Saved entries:
>>>>

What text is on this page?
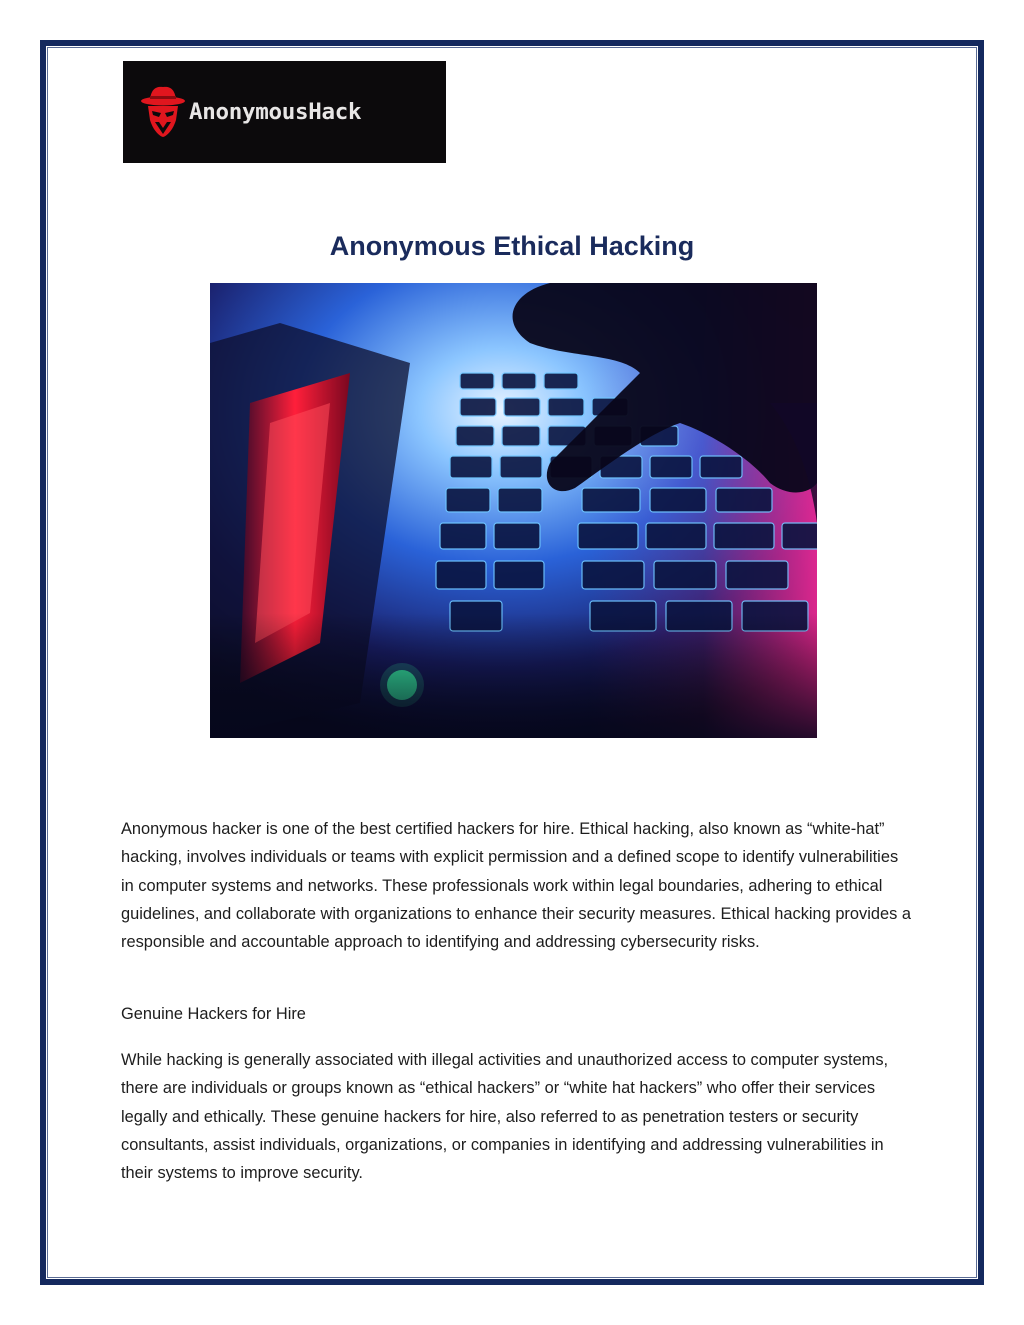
AnonymousHack
Anonymous Ethical Hacking

Anonymous hacker is one of the best certified hackers for hire. Ethical hacking, also known as “white-hat” hacking, involves individuals or teams with explicit permission and a defined scope to identify vulnerabilities in computer systems and networks. These professionals work within legal boundaries, adhering to ethical guidelines, and collaborate with organizations to enhance their security measures. Ethical hacking provides a responsible and accountable approach to identifying and addressing cybersecurity risks.

Genuine Hackers for Hire

While hacking is generally associated with illegal activities and unauthorized access to computer systems, there are individuals or groups known as “ethical hackers” or “white hat hackers” who offer their services legally and ethically. These genuine hackers for hire, also referred to as penetration testers or security consultants, assist individuals, organizations, or companies in identifying and addressing vulnerabilities in their systems to improve security.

<<<<

THE PROBLEM: Leave out the pictures and transcribe the entries above exactly.

SOLUTION TO THIS PROBLEM:
What text is on this page?
AnonymousHack
Anonymous Ethical Hacking

Anonymous hacker is one of the best certified hackers for hire. Ethical hacking, also known as “white-hat” hacking, involves individuals or teams with explicit permission and a defined scope to identify vulnerabilities in computer systems and networks. These professionals work within legal boundaries, adhering to ethical guidelines, and collaborate with organizations to enhance their security measures. Ethical hacking provides a responsible and accountable approach to identifying and addressing cybersecurity risks.

Genuine Hackers for Hire

While hacking is generally associated with illegal activities and unauthorized access to computer systems, there are individuals or groups known as “ethical hackers” or “white hat hackers” who offer their services legally and ethically. These genuine hackers for hire, also referred to as penetration testers or security consultants, assist individuals, organizations, or companies in identifying and addressing vulnerabilities in their systems to improve security.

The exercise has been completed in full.